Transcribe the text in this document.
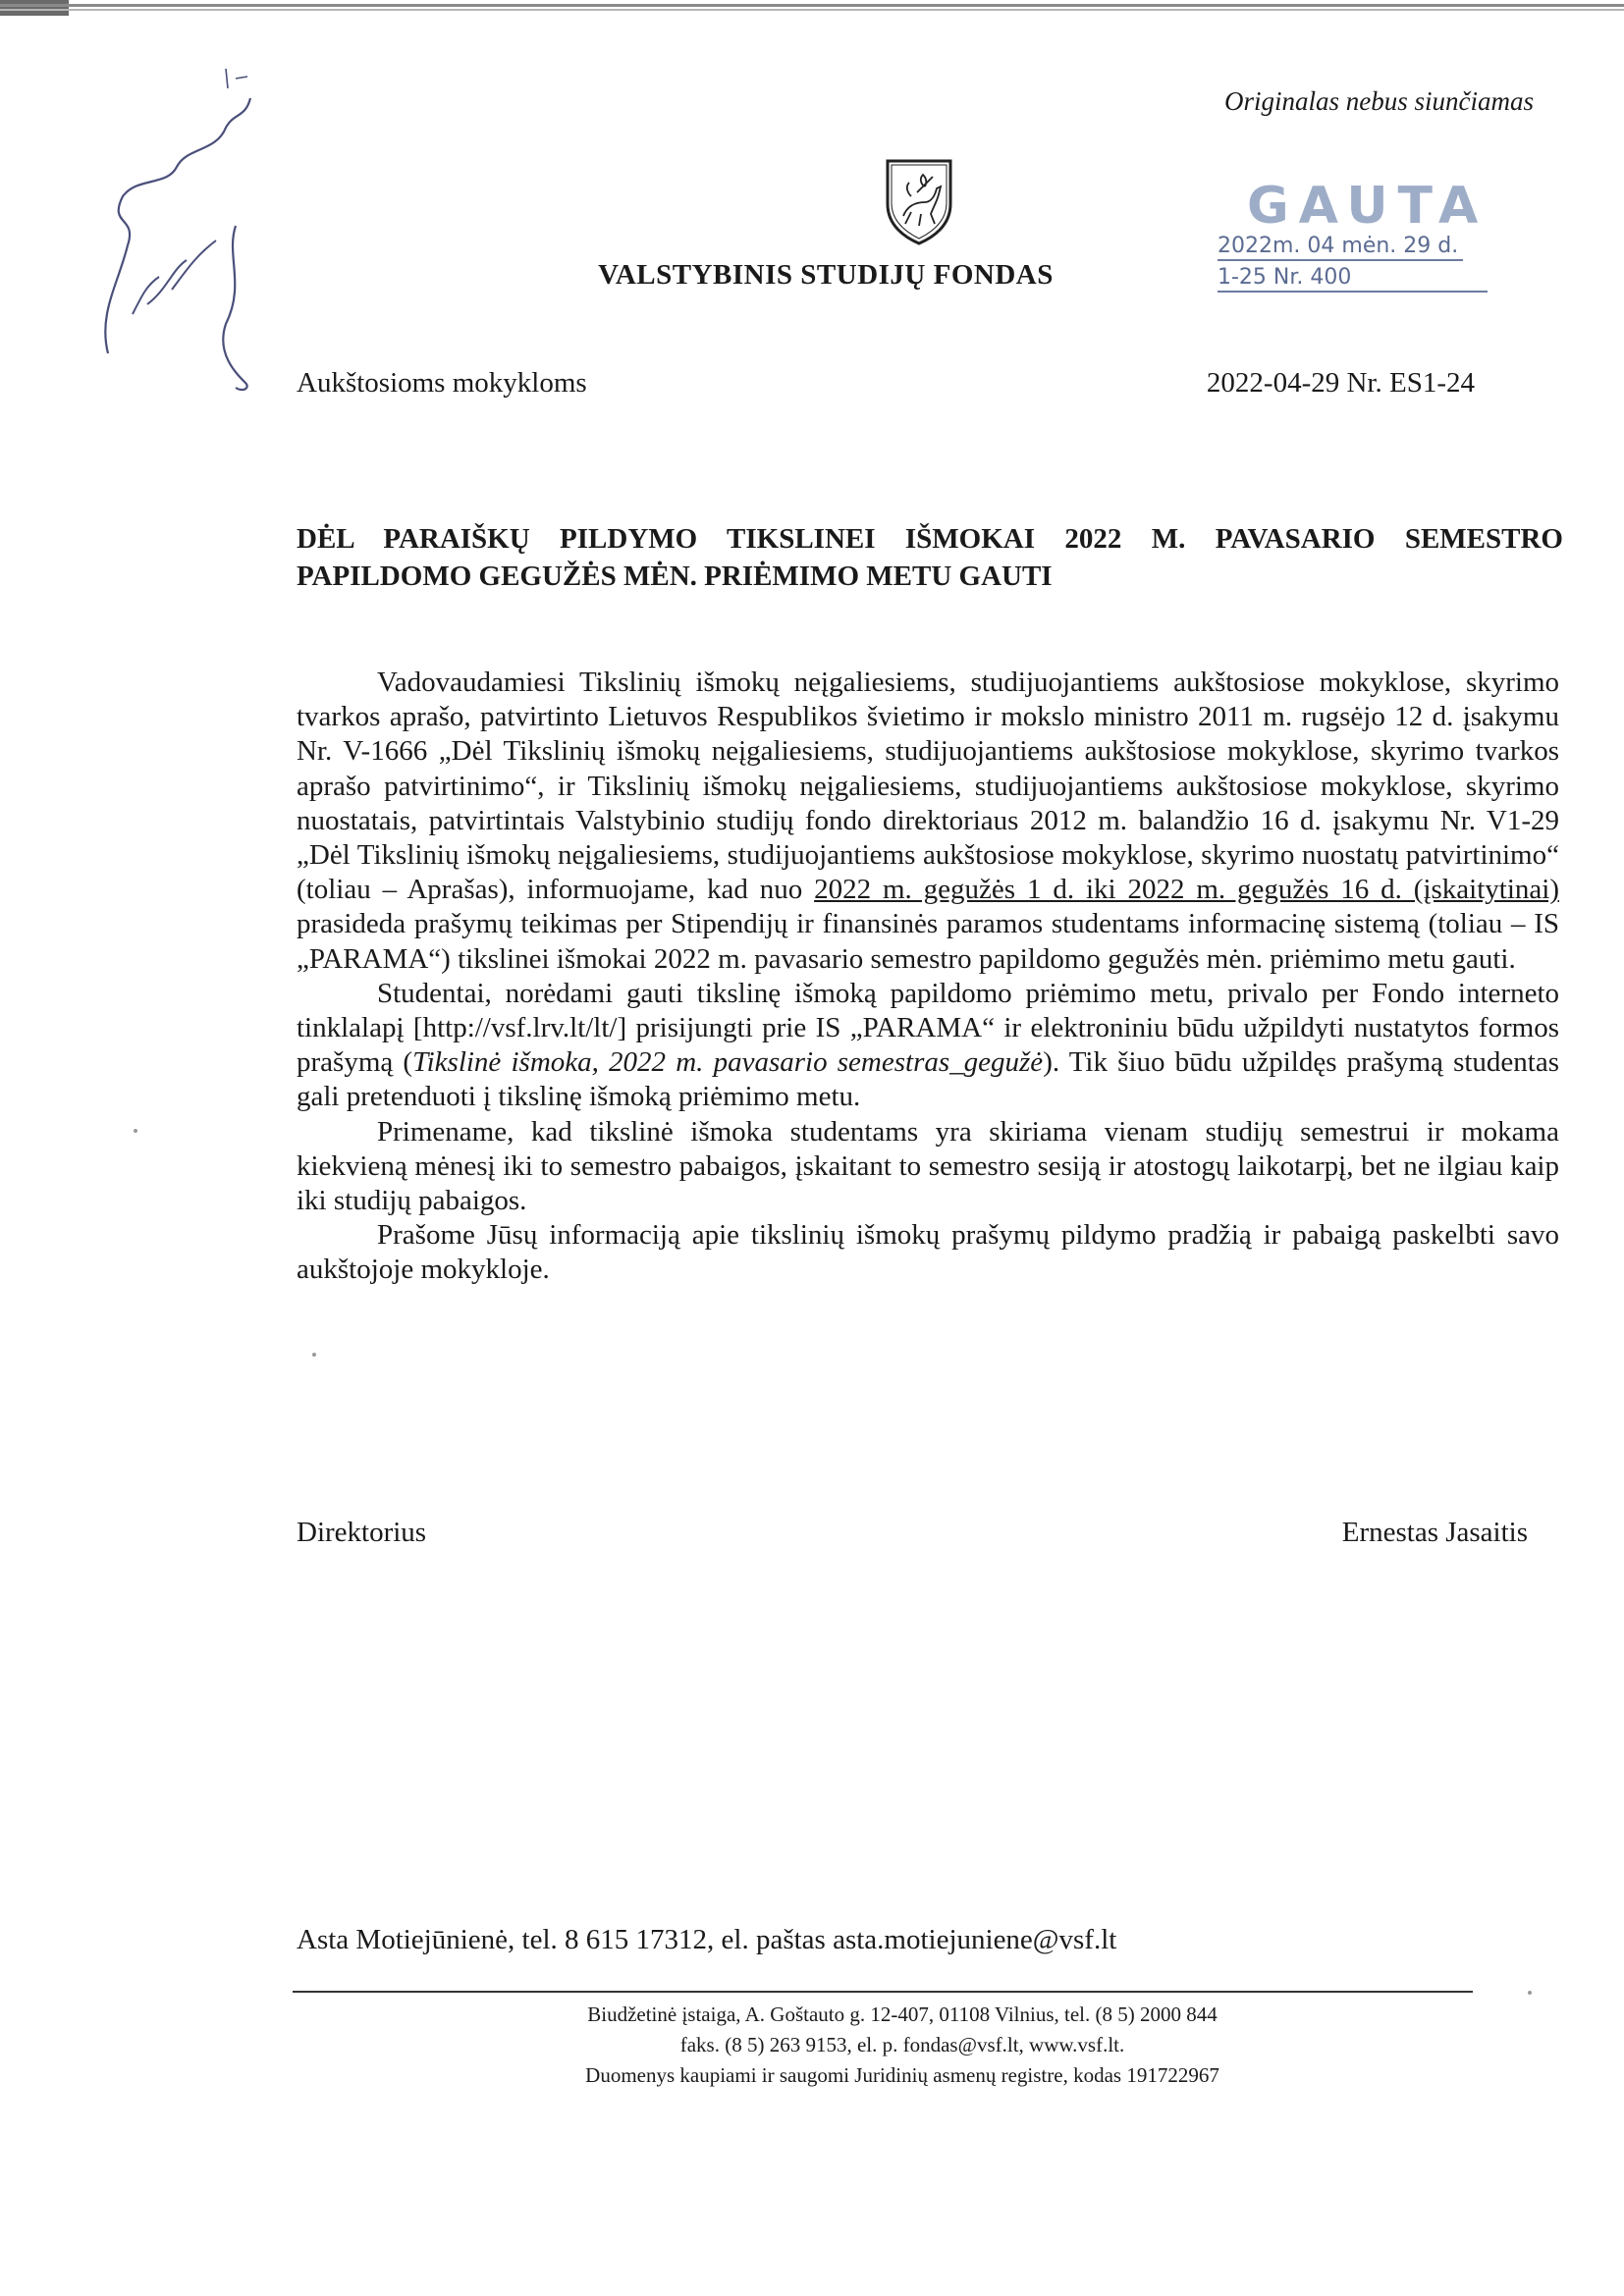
Originalas nebus siunčiamas
VALSTYBINIS STUDIJŲ FONDAS
GAUTA
2022m. 04 mėn. 29 d.
1-25 Nr. 400
Aukštosioms mokykloms	2022-04-29 Nr. ES1-24
DĖL PARAIŠKŲ PILDYMO TIKSLINEI IŠMOKAI 2022 M. PAVASARIO SEMESTRO
PAPILDOMO GEGUŽĖS MĖN. PRIĖMIMO METU GAUTI

Vadovaudamiesi Tikslinių išmokų neįgaliesiems, studijuojantiems aukštosiose mokyklose, skyrimo tvarkos aprašo, patvirtinto Lietuvos Respublikos švietimo ir mokslo ministro 2011 m. rugsėjo 12 d. įsakymu Nr. V-1666 „Dėl Tikslinių išmokų neįgaliesiems, studijuojantiems aukštosiose mokyklose, skyrimo tvarkos aprašo patvirtinimo“, ir Tikslinių išmokų neįgaliesiems, studijuojantiems aukštosiose mokyklose, skyrimo nuostatais, patvirtintais Valstybinio studijų fondo direktoriaus 2012 m. balandžio 16 d. įsakymu Nr. V1-29 „Dėl Tikslinių išmokų neįgaliesiems, studijuojantiems aukštosiose mokyklose, skyrimo nuostatų patvirtinimo“ (toliau – Aprašas), informuojame, kad nuo 2022 m. gegužės 1 d. iki 2022 m. gegužės 16 d. (įskaitytinai) prasideda prašymų teikimas per Stipendijų ir finansinės paramos studentams informacinę sistemą (toliau – IS „PARAMA“) tikslinei išmokai 2022 m. pavasario semestro papildomo gegužės mėn. priėmimo metu gauti.

Studentai, norėdami gauti tikslinę išmoką papildomo priėmimo metu, privalo per Fondo interneto tinklalapį [http://vsf.lrv.lt/lt/] prisijungti prie IS „PARAMA“ ir elektroniniu būdu užpildyti nustatytos formos prašymą (Tikslinė išmoka, 2022 m. pavasario semestras_gegužė). Tik šiuo būdu užpildęs prašymą studentas gali pretenduoti į tikslinę išmoką priėmimo metu.

Primename, kad tikslinė išmoka studentams yra skiriama vienam studijų semestrui ir mokama kiekvieną mėnesį iki to semestro pabaigos, įskaitant to semestro sesiją ir atostogų laikotarpį, bet ne ilgiau kaip iki studijų pabaigos.

Prašome Jūsų informaciją apie tikslinių išmokų prašymų pildymo pradžią ir pabaigą paskelbti savo aukštojoje mokykloje.

Direktorius	Ernestas Jasaitis
Asta Motiejūnienė, tel. 8 615 17312, el. paštas asta.motiejuniene@vsf.lt
Biudžetinė įstaiga, A. Goštauto g. 12-407, 01108 Vilnius, tel. (8 5) 2000 844
faks. (8 5) 263 9153, el. p. fondas@vsf.lt, www.vsf.lt.
Duomenys kaupiami ir saugomi Juridinių asmenų registre, kodas 191722967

━━━━━━━━━━━━━━━━━━━━

_PROBLEM:_
Retype each entry precisely. Skip images entirely.

_ANSWER TO THIS TASK:_
Transcribe the text in this document.
Originalas nebus siunčiamas
VALSTYBINIS STUDIJŲ FONDAS
GAUTA
2022m. 04 mėn. 29 d.
1-25 Nr. 400
Aukštosioms mokykloms	2022-04-29 Nr. ES1-24
DĖL PARAIŠKŲ PILDYMO TIKSLINEI IŠMOKAI 2022 M. PAVASARIO SEMESTRO
PAPILDOMO GEGUŽĖS MĖN. PRIĖMIMO METU GAUTI

Vadovaudamiesi Tikslinių išmokų neįgaliesiems, studijuojantiems aukštosiose mokyklose, skyrimo tvarkos aprašo, patvirtinto Lietuvos Respublikos švietimo ir mokslo ministro 2011 m. rugsėjo 12 d. įsakymu Nr. V-1666 „Dėl Tikslinių išmokų neįgaliesiems, studijuojantiems aukštosiose mokyklose, skyrimo tvarkos aprašo patvirtinimo“, ir Tikslinių išmokų neįgaliesiems, studijuojantiems aukštosiose mokyklose, skyrimo nuostatais, patvirtintais Valstybinio studijų fondo direktoriaus 2012 m. balandžio 16 d. įsakymu Nr. V1-29 „Dėl Tikslinių išmokų neįgaliesiems, studijuojantiems aukštosiose mokyklose, skyrimo nuostatų patvirtinimo“ (toliau – Aprašas), informuojame, kad nuo 2022 m. gegužės 1 d. iki 2022 m. gegužės 16 d. (įskaitytinai) prasideda prašymų teikimas per Stipendijų ir finansinės paramos studentams informacinę sistemą (toliau – IS „PARAMA“) tikslinei išmokai 2022 m. pavasario semestro papildomo gegužės mėn. priėmimo metu gauti.

Studentai, norėdami gauti tikslinę išmoką papildomo priėmimo metu, privalo per Fondo interneto tinklalapį [http://vsf.lrv.lt/lt/] prisijungti prie IS „PARAMA“ ir elektroniniu būdu užpildyti nustatytos formos prašymą (Tikslinė išmoka, 2022 m. pavasario semestras_gegužė). Tik šiuo būdu užpildęs prašymą studentas gali pretenduoti į tikslinę išmoką priėmimo metu.

Primename, kad tikslinė išmoka studentams yra skiriama vienam studijų semestrui ir mokama kiekvieną mėnesį iki to semestro pabaigos, įskaitant to semestro sesiją ir atostogų laikotarpį, bet ne ilgiau kaip iki studijų pabaigos.

Prašome Jūsų informaciją apie tikslinių išmokų prašymų pildymo pradžią ir pabaigą paskelbti savo aukštojoje mokykloje.

Direktorius	Ernestas Jasaitis
Asta Motiejūnienė, tel. 8 615 17312, el. paštas asta.motiejuniene@vsf.lt
Biudžetinė įstaiga, A. Goštauto g. 12-407, 01108 Vilnius, tel. (8 5) 2000 844
faks. (8 5) 263 9153, el. p. fondas@vsf.lt, www.vsf.lt.
Duomenys kaupiami ir saugomi Juridinių asmenų registre, kodas 191722967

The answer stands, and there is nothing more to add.